Data records:
━━━━━━

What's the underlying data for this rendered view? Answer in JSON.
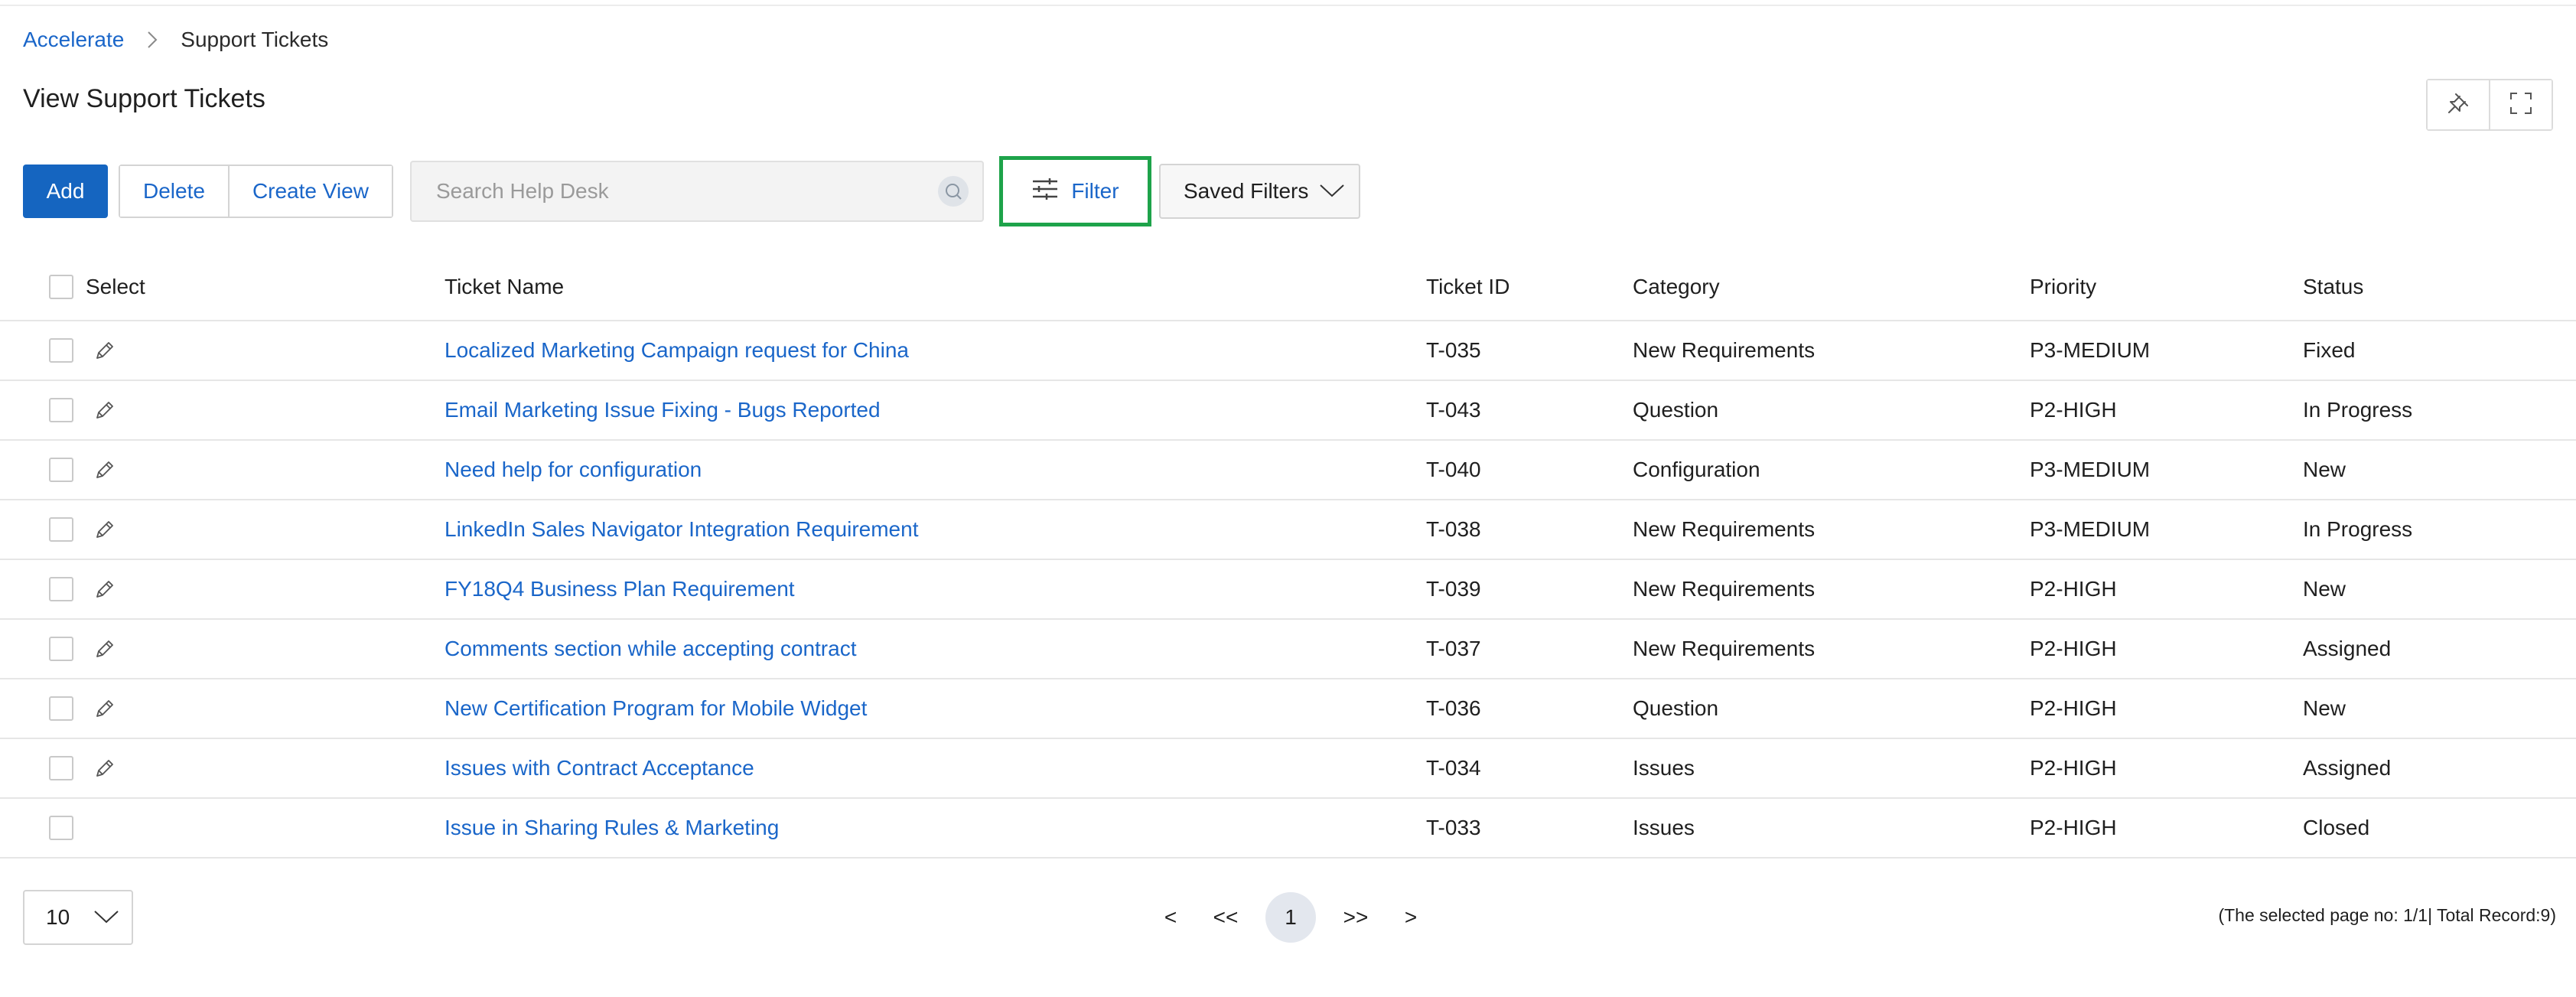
{
  "breadcrumb": {
    "root": "Accelerate",
    "current": "Support Tickets"
  },
  "page_title": "View Support Tickets",
  "toolbar": {
    "add_label": "Add",
    "delete_label": "Delete",
    "create_view_label": "Create View",
    "search_placeholder": "Search Help Desk",
    "filter_label": "Filter",
    "saved_filters_label": "Saved Filters"
  },
  "icons": {
    "pin": "pin-icon",
    "fullscreen": "fullscreen-icon",
    "search": "search-icon",
    "filter": "sliders-icon",
    "edit": "pencil-icon",
    "dropdown": "chevron-down-icon",
    "breadcrumb_separator": "chevron-right-icon"
  },
  "colors": {
    "accent": "#1565c0",
    "link": "#1a66c9",
    "filter_highlight": "#1ea34a"
  },
  "table": {
    "columns": [
      "Select",
      "Ticket Name",
      "Ticket ID",
      "Category",
      "Priority",
      "Status"
    ],
    "rows": [
      {
        "name": "Localized Marketing Campaign request for China",
        "id": "T-035",
        "category": "New Requirements",
        "priority": "P3-MEDIUM",
        "status": "Fixed",
        "editable": true
      },
      {
        "name": "Email Marketing Issue Fixing - Bugs Reported",
        "id": "T-043",
        "category": "Question",
        "priority": "P2-HIGH",
        "status": "In Progress",
        "editable": true
      },
      {
        "name": "Need help for configuration",
        "id": "T-040",
        "category": "Configuration",
        "priority": "P3-MEDIUM",
        "status": "New",
        "editable": true
      },
      {
        "name": "LinkedIn Sales Navigator Integration Requirement",
        "id": "T-038",
        "category": "New Requirements",
        "priority": "P3-MEDIUM",
        "status": "In Progress",
        "editable": true
      },
      {
        "name": "FY18Q4 Business Plan Requirement",
        "id": "T-039",
        "category": "New Requirements",
        "priority": "P2-HIGH",
        "status": "New",
        "editable": true
      },
      {
        "name": "Comments section while accepting contract",
        "id": "T-037",
        "category": "New Requirements",
        "priority": "P2-HIGH",
        "status": "Assigned",
        "editable": true
      },
      {
        "name": "New Certification Program for Mobile Widget",
        "id": "T-036",
        "category": "Question",
        "priority": "P2-HIGH",
        "status": "New",
        "editable": true
      },
      {
        "name": "Issues with Contract Acceptance",
        "id": "T-034",
        "category": "Issues",
        "priority": "P2-HIGH",
        "status": "Assigned",
        "editable": true
      },
      {
        "name": "Issue in Sharing Rules & Marketing",
        "id": "T-033",
        "category": "Issues",
        "priority": "P2-HIGH",
        "status": "Closed",
        "editable": false
      }
    ]
  },
  "footer": {
    "page_size": "10",
    "pager": {
      "prev": "<",
      "first": "<<",
      "current": "1",
      "last": ">>",
      "next": ">"
    },
    "summary": "(The selected page no: 1/1| Total Record:9)"
  }
}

━━━━━━

» **Description of the task**
Determine how many lines include the string "chevron". Give no answer but the number.

» **Solution to this task**
2